| Prompt a |
Copy out the text about Aleister Crowley's influence and writings word for word, in full.

| Text |
§ §

The Italian historian of esotericism Giordano Berti, in his book Tarocchi Aleister Crowley (1998) quotes a number of literary works and films inspired by Crowley's life and legends. Some of the films are The Magician (1926) by Rex Ingram, based upon the eponymous book written by William Somerset Maugham (1908); Night of the Demon (1957) by Jacques Tourneur, based on a novel of M. R. James.

The Beatles featured Crowley on the front cover of their eighth album Sgt. Pepper's Lonely Hearts Club Band. He's the second cut-out on the first row. Crowley has been influential to many heavy metal bands.

Influence

"Crowley has been influential to filmmakers Kenneth Anger (Alfred Kinsey visited the defunct Abbey of Thelema in Cefalu with Kenneth Anger somewhere in the 1950s) and Donald Cammell (Cammell's father, Charles Richard Cammell, knew him and wrote a book about him). Crowley also had a wider influence in British popular culture. He was included as one of the figures on the cover art of The Beatles' album Sgt. Pepper's Lonely Hearts Club Band (1967), and his motto of "Do What Thou Wilt" was inscribed on the vinyl of Led Zeppelin's album Led Zeppelin III (1970). Led Zeppelin co-founder Jimmy Page bought Boleskine in 1971, and part of the band's film The Song Remains the Same was filmed in the grounds. He sold it in 1992. David Bowie made reference to Crowley in the lyrics of his song "Quicksand" (1971). Additionally, the character of Boris Karloff in The Black Cat (1934) was based on Crowley."

Writings

Crowley was a highly prolific writer, not only on the topic of Thelema and magick, but on philosophy, politics, and culture. The poems and plays written in his twenties and found in his Collected Works of Aleister Crowley 1905-1907 were alone enough to substantiate a common writer's career. He left behind a countless number of personal letters and daily journal entries. He self-published many of his books, expending the majority of his inheritance to disseminate his views.

§ §

| Record excerpts |
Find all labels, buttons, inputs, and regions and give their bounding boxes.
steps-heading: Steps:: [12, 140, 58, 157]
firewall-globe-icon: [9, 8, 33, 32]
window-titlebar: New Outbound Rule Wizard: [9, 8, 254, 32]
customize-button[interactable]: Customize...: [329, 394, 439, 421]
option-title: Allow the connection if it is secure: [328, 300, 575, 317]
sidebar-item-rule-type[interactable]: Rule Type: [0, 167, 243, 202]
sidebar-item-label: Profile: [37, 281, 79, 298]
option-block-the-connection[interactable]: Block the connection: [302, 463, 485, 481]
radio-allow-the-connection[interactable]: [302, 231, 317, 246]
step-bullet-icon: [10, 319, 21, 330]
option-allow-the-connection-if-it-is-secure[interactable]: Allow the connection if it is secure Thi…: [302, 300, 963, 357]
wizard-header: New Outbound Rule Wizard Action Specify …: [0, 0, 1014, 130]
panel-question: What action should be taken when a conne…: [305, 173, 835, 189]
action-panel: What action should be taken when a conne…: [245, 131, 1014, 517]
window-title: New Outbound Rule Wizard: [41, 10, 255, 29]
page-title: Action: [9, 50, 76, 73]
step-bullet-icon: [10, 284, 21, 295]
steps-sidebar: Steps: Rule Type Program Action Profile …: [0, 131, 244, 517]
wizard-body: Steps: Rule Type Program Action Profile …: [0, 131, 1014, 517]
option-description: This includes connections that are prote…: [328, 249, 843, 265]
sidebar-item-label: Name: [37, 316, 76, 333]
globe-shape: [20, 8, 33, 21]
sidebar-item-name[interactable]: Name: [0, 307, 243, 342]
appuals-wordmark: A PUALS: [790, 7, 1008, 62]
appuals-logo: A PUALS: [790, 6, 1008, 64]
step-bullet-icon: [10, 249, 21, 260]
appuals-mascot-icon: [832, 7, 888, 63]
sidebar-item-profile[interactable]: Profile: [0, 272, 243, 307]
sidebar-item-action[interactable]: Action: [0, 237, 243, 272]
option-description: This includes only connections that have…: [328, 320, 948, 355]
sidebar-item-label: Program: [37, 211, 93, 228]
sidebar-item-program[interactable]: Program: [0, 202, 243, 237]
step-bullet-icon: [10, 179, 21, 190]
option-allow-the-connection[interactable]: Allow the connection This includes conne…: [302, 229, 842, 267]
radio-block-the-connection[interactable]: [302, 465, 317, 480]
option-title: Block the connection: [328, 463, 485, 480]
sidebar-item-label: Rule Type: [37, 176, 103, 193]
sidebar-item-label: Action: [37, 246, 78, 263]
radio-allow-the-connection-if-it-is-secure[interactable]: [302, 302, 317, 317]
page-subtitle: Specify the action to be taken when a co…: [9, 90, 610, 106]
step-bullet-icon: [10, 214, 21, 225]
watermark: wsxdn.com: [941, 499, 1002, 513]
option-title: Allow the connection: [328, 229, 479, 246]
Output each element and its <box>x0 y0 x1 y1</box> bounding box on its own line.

§ §

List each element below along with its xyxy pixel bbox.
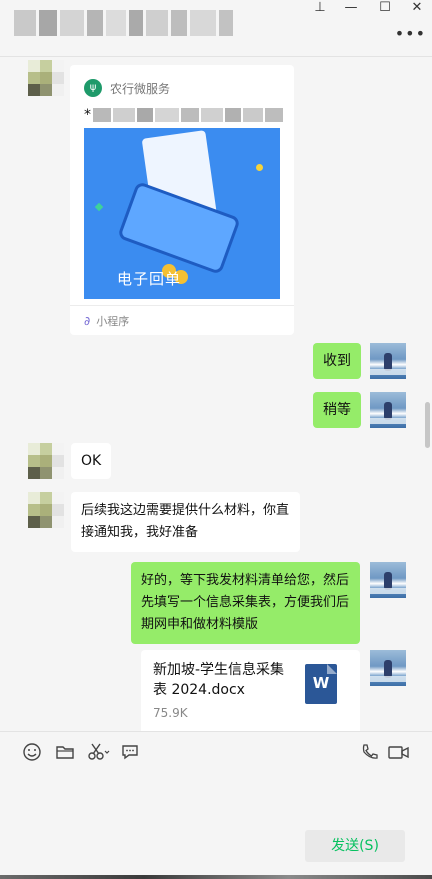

§ §

| Prompt b |
In the records, reproduce the lines verbatim, starting at the line containing "Find all labels, buttons, inputs, and" and ending after the line containing "option-title: Allow the connection if".

| Full output a |
The Italian historian of esotericism Giordano Berti, in his book Tarocchi Aleister Crowley (1998) quotes a number of literary works and films inspired by Crowley's life and legends. Some of the films are The Magician (1926) by Rex Ingram, based upon the eponymous book written by William Somerset Maugham (1908); Night of the Demon (1957) by Jacques Tourneur, based on a novel of M. R. James.

The Beatles featured Crowley on the front cover of their eighth album Sgt. Pepper's Lonely Hearts Club Band. He's the second cut-out on the first row. Crowley has been influential to many heavy metal bands.

Influence

"Crowley has been influential to filmmakers Kenneth Anger (Alfred Kinsey visited the defunct Abbey of Thelema in Cefalu with Kenneth Anger somewhere in the 1950s) and Donald Cammell (Cammell's father, Charles Richard Cammell, knew him and wrote a book about him). Crowley also had a wider influence in British popular culture. He was included as one of the figures on the cover art of The Beatles' album Sgt. Pepper's Lonely Hearts Club Band (1967), and his motto of "Do What Thou Wilt" was inscribed on the vinyl of Led Zeppelin's album Led Zeppelin III (1970). Led Zeppelin co-founder Jimmy Page bought Boleskine in 1971, and part of the band's film The Song Remains the Same was filmed in the grounds. He sold it in 1992. David Bowie made reference to Crowley in the lyrics of his song "Quicksand" (1971). Additionally, the character of Boris Karloff in The Black Cat (1934) was based on Crowley."

Writings

Crowley was a highly prolific writer, not only on the topic of Thelema and magick, but on philosophy, politics, and culture. The poems and plays written in his twenties and found in his Collected Works of Aleister Crowley 1905-1907 were alone enough to substantiate a common writer's career. He left behind a countless number of personal letters and daily journal entries. He self-published many of his books, expending the majority of his inheritance to disseminate his views.

| Full output b |
Find all labels, buttons, inputs, and regions and give their bounding boxes.
steps-heading: Steps:: [12, 140, 58, 157]
firewall-globe-icon: [9, 8, 33, 32]
window-titlebar: New Outbound Rule Wizard: [9, 8, 254, 32]
customize-button[interactable]: Customize...: [329, 394, 439, 421]
option-title: Allow the connection if it is secure: [328, 300, 575, 317]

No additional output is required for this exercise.